Decide whether each statement below agrees with the entry on the Pacific bearded brotula. For each, answer yes or no and quote the exact words of the entry that decide it.
1. The Pacific bearded brotula lives in the Atlantic Ocean.
2. The largest specimen measured was 115 cm long.
3. The species' conservation status is Data Deficient.

§ Passage for review:
----

Pacific bearded brotula
- Conservation status: Data Deficient (IUCN 3.1)

Scientific classification
- Kingdom: Animalia
- Phylum: Chordata
- Class: Actinopterygii
- Order: Ophidiiformes
- Genus: Brotula
- Species: B. clarkae
- Binomial name: Brotula clarkae Hubbs, 1944
- Synonyms: Brotula clarki Hubbs, 1944;

= Pacific bearded brotula =

- Authority: Hubbs, 1944
- Conservation status: DD
- Synonyms: Brotula clarki Hubbs, 1944

Species of fish

The Pacific bearded brotula (Brotula clarkae) also known as the pink bearded cusk-eel or the red bearded cusk-eel is a species of cusk eel found in the Pacific Ocean. It is described as being reddish-brown with dark fins.

==Description==
It averages around 45 cm, the largest specimen measured 115 cm. It contains around 108–118 dorsal soft rays, 27–28 pectoral rays and 78–89 analsoft rays. They also have 55–56 vertebrae.

----

§ Extracted entries:
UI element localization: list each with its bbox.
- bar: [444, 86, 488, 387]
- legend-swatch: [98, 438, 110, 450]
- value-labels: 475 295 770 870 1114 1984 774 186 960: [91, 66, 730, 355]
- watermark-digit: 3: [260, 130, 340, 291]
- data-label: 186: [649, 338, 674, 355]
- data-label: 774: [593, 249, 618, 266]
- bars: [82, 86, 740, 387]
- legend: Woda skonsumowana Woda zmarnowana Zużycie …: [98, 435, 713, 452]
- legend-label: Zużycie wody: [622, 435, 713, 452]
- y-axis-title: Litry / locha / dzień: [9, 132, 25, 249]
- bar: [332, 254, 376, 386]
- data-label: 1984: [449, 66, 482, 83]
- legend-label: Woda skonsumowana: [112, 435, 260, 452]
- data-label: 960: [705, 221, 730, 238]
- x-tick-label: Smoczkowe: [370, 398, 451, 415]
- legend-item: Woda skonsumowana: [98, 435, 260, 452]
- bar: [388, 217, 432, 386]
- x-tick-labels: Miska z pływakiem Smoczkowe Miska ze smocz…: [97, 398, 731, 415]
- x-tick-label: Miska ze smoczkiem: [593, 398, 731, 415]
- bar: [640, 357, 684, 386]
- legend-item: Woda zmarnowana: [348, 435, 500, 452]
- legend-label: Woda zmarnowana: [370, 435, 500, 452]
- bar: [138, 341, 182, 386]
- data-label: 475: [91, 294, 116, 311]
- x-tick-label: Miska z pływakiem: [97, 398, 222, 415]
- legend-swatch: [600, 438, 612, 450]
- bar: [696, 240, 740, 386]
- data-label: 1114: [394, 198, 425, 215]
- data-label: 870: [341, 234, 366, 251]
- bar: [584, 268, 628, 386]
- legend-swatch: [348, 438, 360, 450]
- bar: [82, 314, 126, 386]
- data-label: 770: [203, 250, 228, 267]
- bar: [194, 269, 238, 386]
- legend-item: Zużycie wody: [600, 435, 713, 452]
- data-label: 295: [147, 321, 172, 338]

----

§ Finished exercise:
1. No: "a species of cusk eel found in the Pacific Ocean."
2. Yes: "the largest specimen measured 115 cm."
3. Yes: "Conservation status: Data Deficient (IUCN 3.1)"